**What to work on**.
Give the entries back exactly, dropping each image.
Start of Working data
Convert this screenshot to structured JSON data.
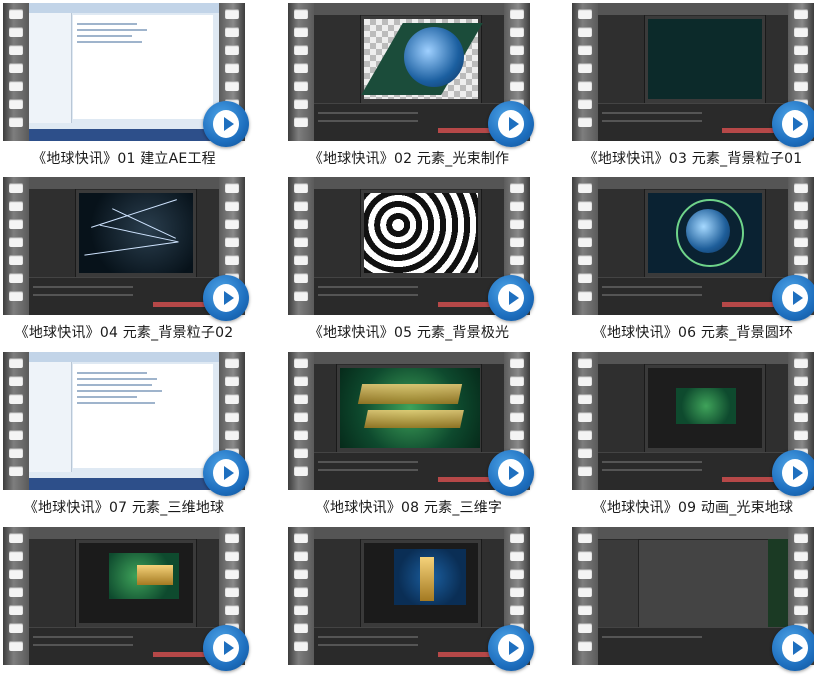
{
  "videos": [
    {
      "title": "《地球快讯》01 建立AE工程",
      "thumb": "explorer"
    },
    {
      "title": "《地球快讯》02 元素_光束制作",
      "thumb": "globe"
    },
    {
      "title": "《地球快讯》03 元素_背景粒子01",
      "thumb": "dark"
    },
    {
      "title": "《地球快讯》04 元素_背景粒子02",
      "thumb": "streaks"
    },
    {
      "title": "《地球快讯》05 元素_背景极光",
      "thumb": "noise"
    },
    {
      "title": "《地球快讯》06 元素_背景圆环",
      "thumb": "rings"
    },
    {
      "title": "《地球快讯》07 元素_三维地球",
      "thumb": "explorer"
    },
    {
      "title": "《地球快讯》08 元素_三维字",
      "thumb": "text3d"
    },
    {
      "title": "《地球快讯》09 动画_光束地球",
      "thumb": "globe-small"
    },
    {
      "title": "",
      "thumb": "text3d-small"
    },
    {
      "title": "",
      "thumb": "globe-gold"
    },
    {
      "title": "",
      "thumb": "settings"
    }
  ],
  "icons": {
    "play": "play-circle-icon"
  },
  "colors": {
    "play_blue": "#1e6fbf",
    "timeline_red": "#b64848",
    "film_gray": "#6a6a6a"
  }
}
End of Working data
**Solution**.
Convert this screenshot to structured JSON data.
{
  "videos": [
    {
      "title": "《地球快讯》01 建立AE工程",
      "thumb": "explorer"
    },
    {
      "title": "《地球快讯》02 元素_光束制作",
      "thumb": "globe"
    },
    {
      "title": "《地球快讯》03 元素_背景粒子01",
      "thumb": "dark"
    },
    {
      "title": "《地球快讯》04 元素_背景粒子02",
      "thumb": "streaks"
    },
    {
      "title": "《地球快讯》05 元素_背景极光",
      "thumb": "noise"
    },
    {
      "title": "《地球快讯》06 元素_背景圆环",
      "thumb": "rings"
    },
    {
      "title": "《地球快讯》07 元素_三维地球",
      "thumb": "explorer"
    },
    {
      "title": "《地球快讯》08 元素_三维字",
      "thumb": "text3d"
    },
    {
      "title": "《地球快讯》09 动画_光束地球",
      "thumb": "globe-small"
    },
    {
      "title": "",
      "thumb": "text3d-small"
    },
    {
      "title": "",
      "thumb": "globe-gold"
    },
    {
      "title": "",
      "thumb": "settings"
    }
  ],
  "icons": {
    "play": "play-circle-icon"
  },
  "colors": {
    "play_blue": "#1e6fbf",
    "timeline_red": "#b64848",
    "film_gray": "#6a6a6a"
  }
}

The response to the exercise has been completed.